Information supplied -
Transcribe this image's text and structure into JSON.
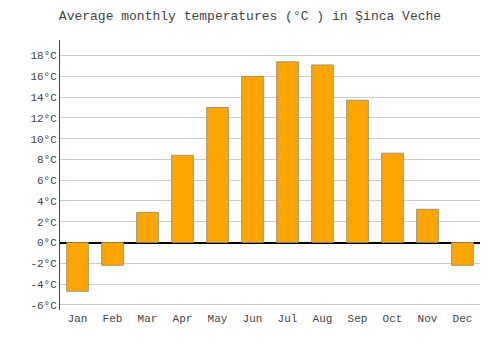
{
  "chart_data": {
    "type": "bar",
    "title": "Average monthly temperatures (°C ) in Şinca Veche",
    "categories": [
      "Jan",
      "Feb",
      "Mar",
      "Apr",
      "May",
      "Jun",
      "Jul",
      "Aug",
      "Sep",
      "Oct",
      "Nov",
      "Dec"
    ],
    "values": [
      -4.7,
      -2.2,
      2.9,
      8.4,
      13.0,
      16.0,
      17.4,
      17.1,
      13.7,
      8.6,
      3.2,
      -2.2
    ],
    "color": "#FFA500",
    "ylim": [
      -6.5,
      19.5
    ],
    "yticks": [
      {
        "value": -6,
        "label": "-6°C"
      },
      {
        "value": -4,
        "label": "-4°C"
      },
      {
        "value": -2,
        "label": "-2°C"
      },
      {
        "value": 0,
        "label": "0°C"
      },
      {
        "value": 2,
        "label": "2°C"
      },
      {
        "value": 4,
        "label": "4°C"
      },
      {
        "value": 6,
        "label": "6°C"
      },
      {
        "value": 8,
        "label": "8°C"
      },
      {
        "value": 10,
        "label": "10°C"
      },
      {
        "value": 12,
        "label": "12°C"
      },
      {
        "value": 14,
        "label": "14°C"
      },
      {
        "value": 16,
        "label": "16°C"
      },
      {
        "value": 18,
        "label": "18°C"
      }
    ],
    "grid": true
  }
}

Aim -
Pictures appear in the records above. Output everything except them, exactly.

Response below -
Transcribe this image's text and structure into JSON.
{
  "chart_data": {
    "type": "bar",
    "title": "Average monthly temperatures (°C ) in Şinca Veche",
    "categories": [
      "Jan",
      "Feb",
      "Mar",
      "Apr",
      "May",
      "Jun",
      "Jul",
      "Aug",
      "Sep",
      "Oct",
      "Nov",
      "Dec"
    ],
    "values": [
      -4.7,
      -2.2,
      2.9,
      8.4,
      13.0,
      16.0,
      17.4,
      17.1,
      13.7,
      8.6,
      3.2,
      -2.2
    ],
    "color": "#FFA500",
    "ylim": [
      -6.5,
      19.5
    ],
    "yticks": [
      {
        "value": -6,
        "label": "-6°C"
      },
      {
        "value": -4,
        "label": "-4°C"
      },
      {
        "value": -2,
        "label": "-2°C"
      },
      {
        "value": 0,
        "label": "0°C"
      },
      {
        "value": 2,
        "label": "2°C"
      },
      {
        "value": 4,
        "label": "4°C"
      },
      {
        "value": 6,
        "label": "6°C"
      },
      {
        "value": 8,
        "label": "8°C"
      },
      {
        "value": 10,
        "label": "10°C"
      },
      {
        "value": 12,
        "label": "12°C"
      },
      {
        "value": 14,
        "label": "14°C"
      },
      {
        "value": 16,
        "label": "16°C"
      },
      {
        "value": 18,
        "label": "18°C"
      }
    ],
    "grid": true
  }
}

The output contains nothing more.